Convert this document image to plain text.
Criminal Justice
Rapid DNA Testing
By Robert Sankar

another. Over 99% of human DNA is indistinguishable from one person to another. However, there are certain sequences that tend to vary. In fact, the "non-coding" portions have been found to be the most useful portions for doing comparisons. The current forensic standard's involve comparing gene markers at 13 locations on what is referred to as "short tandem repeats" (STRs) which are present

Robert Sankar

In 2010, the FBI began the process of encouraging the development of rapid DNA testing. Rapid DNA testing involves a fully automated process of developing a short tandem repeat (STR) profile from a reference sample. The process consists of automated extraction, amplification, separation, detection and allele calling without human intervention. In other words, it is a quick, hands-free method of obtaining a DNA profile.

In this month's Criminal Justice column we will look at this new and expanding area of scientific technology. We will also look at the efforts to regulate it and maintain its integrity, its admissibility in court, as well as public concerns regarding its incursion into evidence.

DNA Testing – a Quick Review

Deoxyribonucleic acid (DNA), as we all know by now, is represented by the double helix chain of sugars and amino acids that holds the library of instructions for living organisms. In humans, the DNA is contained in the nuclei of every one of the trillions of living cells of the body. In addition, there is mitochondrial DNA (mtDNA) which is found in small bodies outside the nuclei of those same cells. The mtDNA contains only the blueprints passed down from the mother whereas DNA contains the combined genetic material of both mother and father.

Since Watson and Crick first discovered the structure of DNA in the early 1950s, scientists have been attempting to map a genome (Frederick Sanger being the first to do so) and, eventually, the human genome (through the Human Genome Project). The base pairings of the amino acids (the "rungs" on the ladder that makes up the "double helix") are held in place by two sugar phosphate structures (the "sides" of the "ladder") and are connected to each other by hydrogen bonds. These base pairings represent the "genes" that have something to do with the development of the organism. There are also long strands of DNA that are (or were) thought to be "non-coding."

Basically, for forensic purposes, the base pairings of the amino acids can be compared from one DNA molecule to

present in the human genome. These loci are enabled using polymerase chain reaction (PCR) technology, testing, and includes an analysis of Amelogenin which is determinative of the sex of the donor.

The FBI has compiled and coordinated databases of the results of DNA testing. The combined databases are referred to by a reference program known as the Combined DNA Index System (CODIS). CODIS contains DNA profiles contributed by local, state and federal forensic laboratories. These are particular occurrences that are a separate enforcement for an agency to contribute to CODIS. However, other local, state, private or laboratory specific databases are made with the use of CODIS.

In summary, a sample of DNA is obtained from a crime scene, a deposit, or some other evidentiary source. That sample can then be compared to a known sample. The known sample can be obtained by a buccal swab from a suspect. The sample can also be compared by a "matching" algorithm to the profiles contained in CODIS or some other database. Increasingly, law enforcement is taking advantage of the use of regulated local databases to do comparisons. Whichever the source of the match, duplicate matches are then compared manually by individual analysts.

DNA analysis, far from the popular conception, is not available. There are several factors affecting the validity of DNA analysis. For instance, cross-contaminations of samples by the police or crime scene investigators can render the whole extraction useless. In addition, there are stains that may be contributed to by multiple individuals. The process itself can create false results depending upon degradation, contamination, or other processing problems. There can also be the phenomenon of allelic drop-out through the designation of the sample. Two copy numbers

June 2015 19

▶ Activity:
Your answer should be one number: how many lines above contain "forensic".

▶ Solution to the problem:
3